▶ **Exercise task**
Compile every line that includes the word "There".
= = =
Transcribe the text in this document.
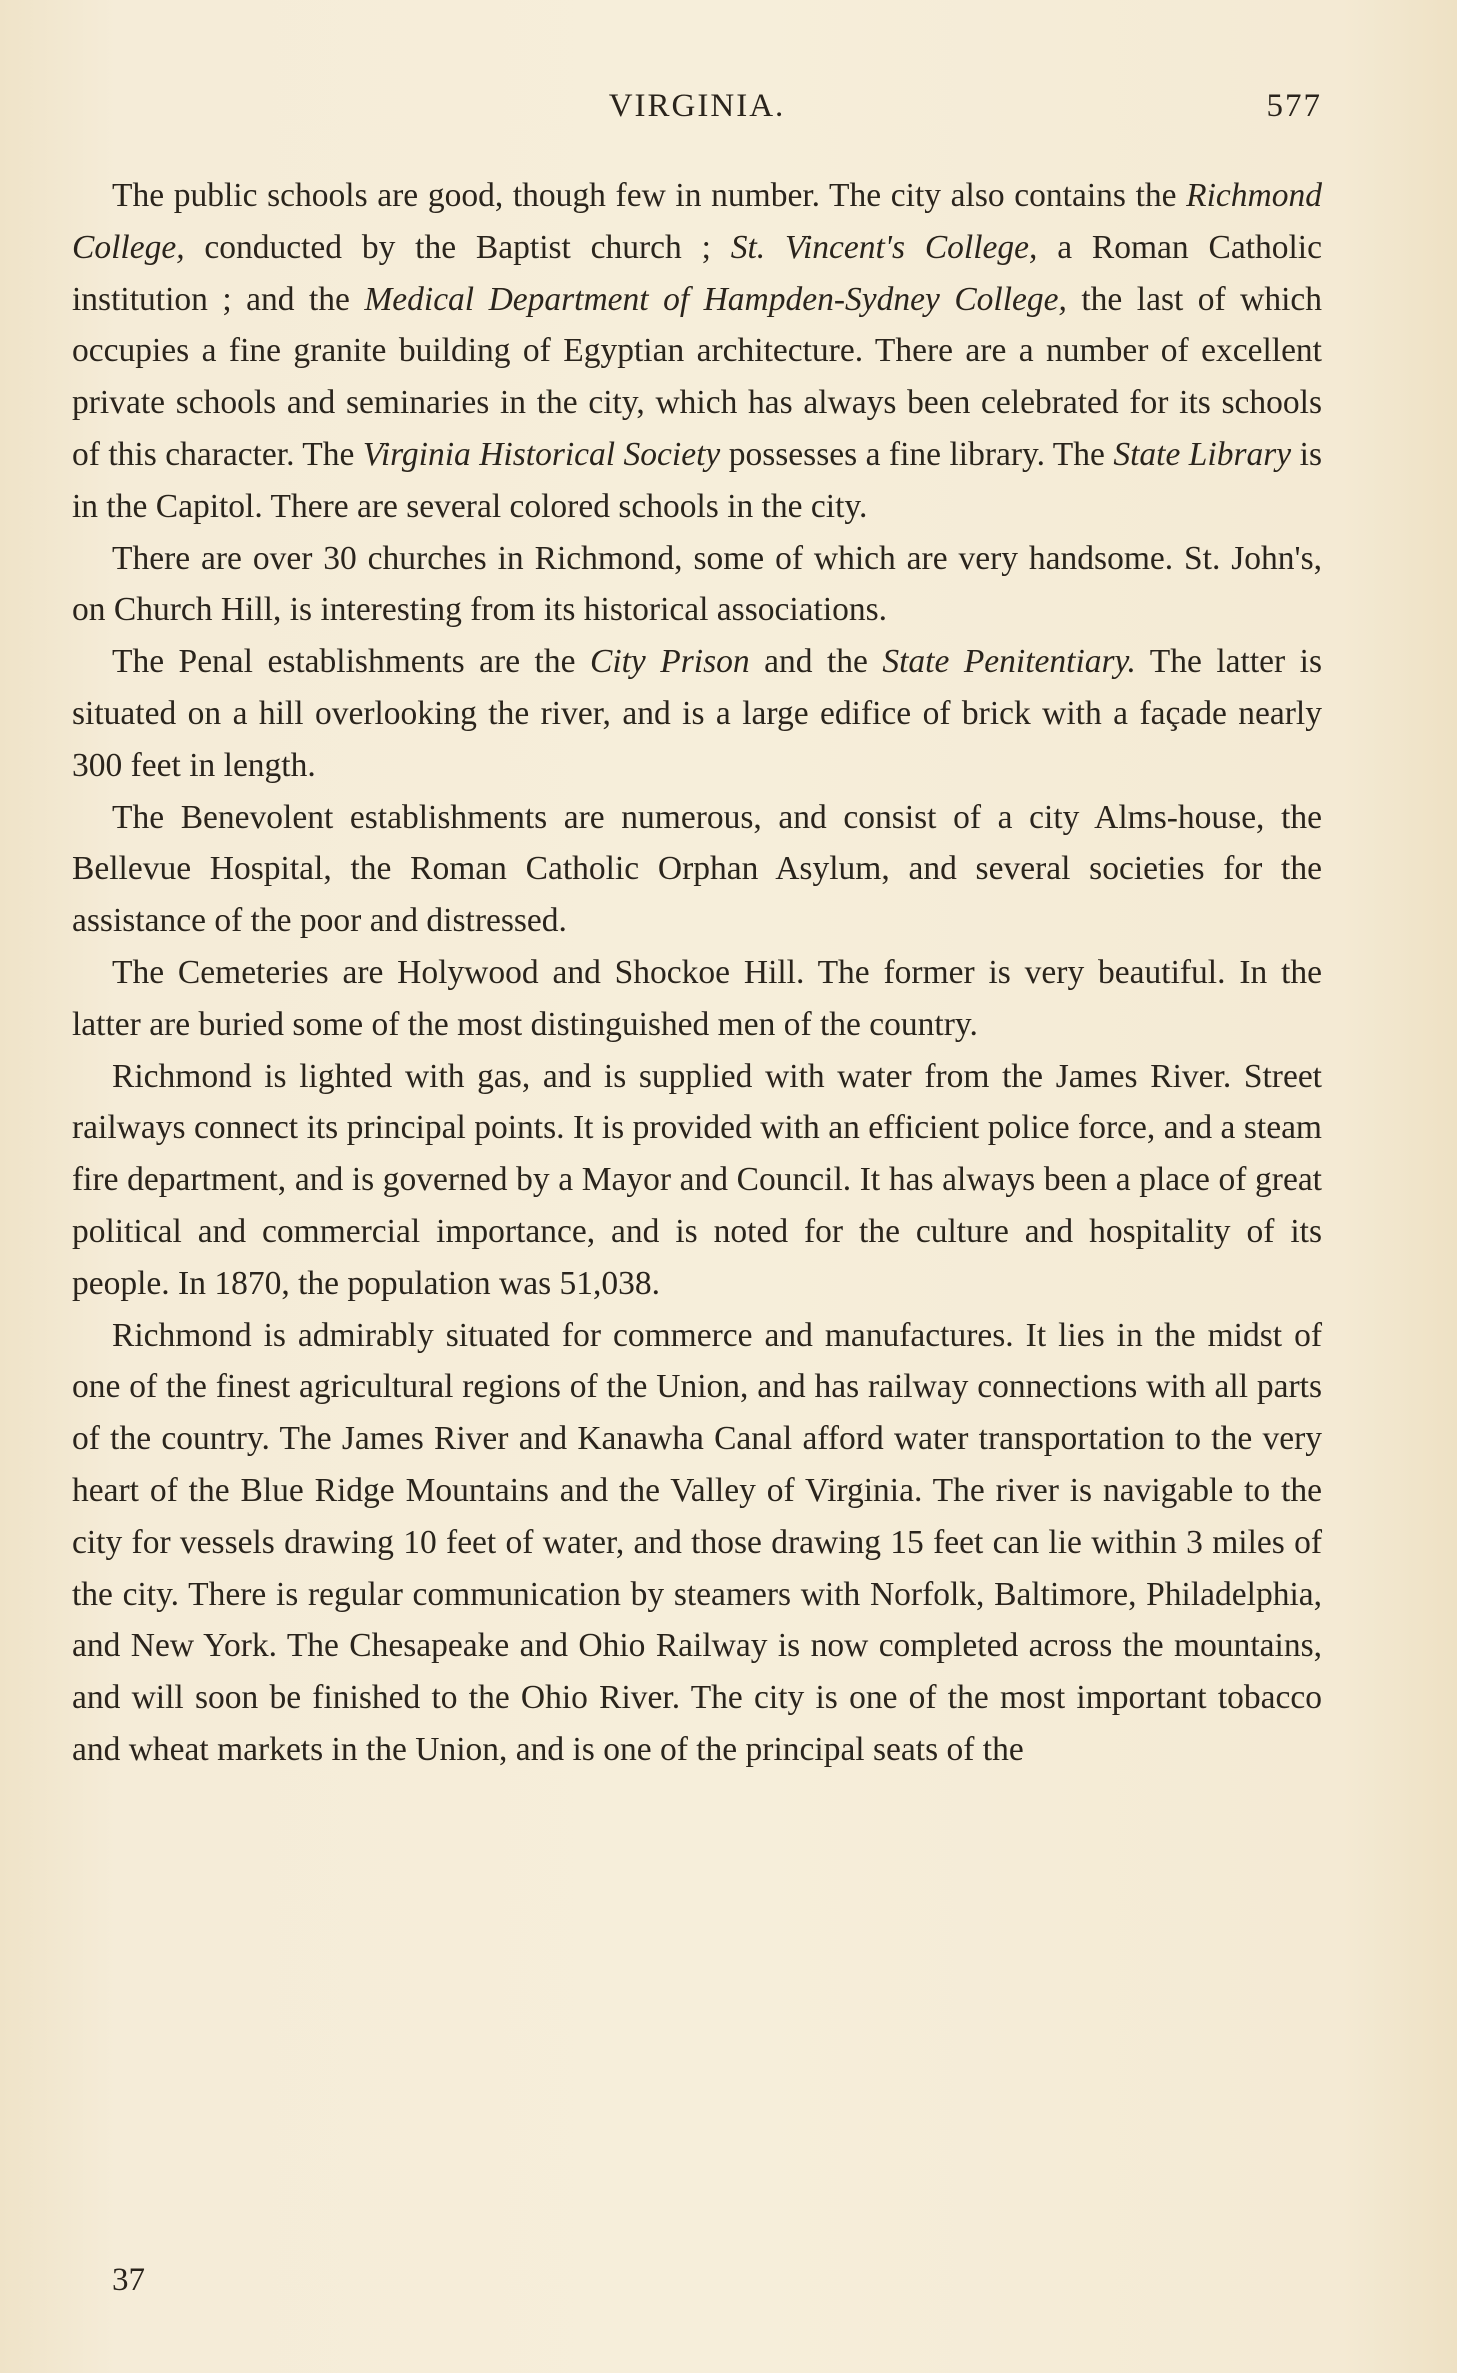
VIRGINIA.	577

The public schools are good, though few in number. The city also contains the Richmond College, conducted by the Baptist church ; St. Vincent's College, a Roman Catholic institution ; and the Medical Department of Hampden-Sydney College, the last of which occupies a fine granite building of Egyptian architecture. There are a number of excellent private schools and seminaries in the city, which has always been celebrated for its schools of this character. The Virginia Historical Society possesses a fine library. The State Library is in the Capitol. There are several colored schools in the city.

There are over 30 churches in Richmond, some of which are very handsome. St. John's, on Church Hill, is interesting from its historical associations.

The Penal establishments are the City Prison and the State Penitentiary. The latter is situated on a hill overlooking the river, and is a large edifice of brick with a façade nearly 300 feet in length.

The Benevolent establishments are numerous, and consist of a city Alms-house, the Bellevue Hospital, the Roman Catholic Orphan Asylum, and several societies for the assistance of the poor and distressed.

The Cemeteries are Holywood and Shockoe Hill. The former is very beautiful. In the latter are buried some of the most distinguished men of the country.

Richmond is lighted with gas, and is supplied with water from the James River. Street railways connect its principal points. It is provided with an efficient police force, and a steam fire department, and is governed by a Mayor and Council. It has always been a place of great political and commercial importance, and is noted for the culture and hospitality of its people. In 1870, the population was 51,038.

Richmond is admirably situated for commerce and manufactures. It lies in the midst of one of the finest agricultural regions of the Union, and has railway connections with all parts of the country. The James River and Kanawha Canal afford water transportation to the very heart of the Blue Ridge Mountains and the Valley of Virginia. The river is navigable to the city for vessels drawing 10 feet of water, and those drawing 15 feet can lie within 3 miles of the city. There is regular communication by steamers with Norfolk, Baltimore, Philadelphia, and New York. The Chesapeake and Ohio Railway is now completed across the mountains, and will soon be finished to the Ohio River. The city is one of the most important tobacco and wheat markets in the Union, and is one of the principal seats of the

37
= = =
▶ **The completed task**
The public schools are good, though few in number. The city also contains the Richmond College, conducted by the Baptist church ; St. Vincent's College, a Roman Catholic institution ; and the Medical Department of Hampden-Sydney College, the last of which occupies a fine granite building of Egyptian architecture. There are a number of excellent private schools and seminaries in the city, which has always been celebrated for its schools of this character. The Virginia Historical Society possesses a fine library. The State Library is in the Capitol. There are several colored schools in the city.
There are over 30 churches in Richmond, some of which are very handsome. St. John's, on Church Hill, is interesting from its historical associations.
Richmond is admirably situated for commerce and manufactures. It lies in the midst of one of the finest agricultural regions of the Union, and has railway connections with all parts of the country. The James River and Kanawha Canal afford water transportation to the very heart of the Blue Ridge Mountains and the Valley of Virginia. The river is navigable to the city for vessels drawing 10 feet of water, and those drawing 15 feet can lie within 3 miles of the city. There is regular communication by steamers with Norfolk, Baltimore, Philadelphia, and New York. The Chesapeake and Ohio Railway is now completed across the mountains, and will soon be finished to the Ohio River. The city is one of the most important tobacco and wheat markets in the Union, and is one of the principal seats of the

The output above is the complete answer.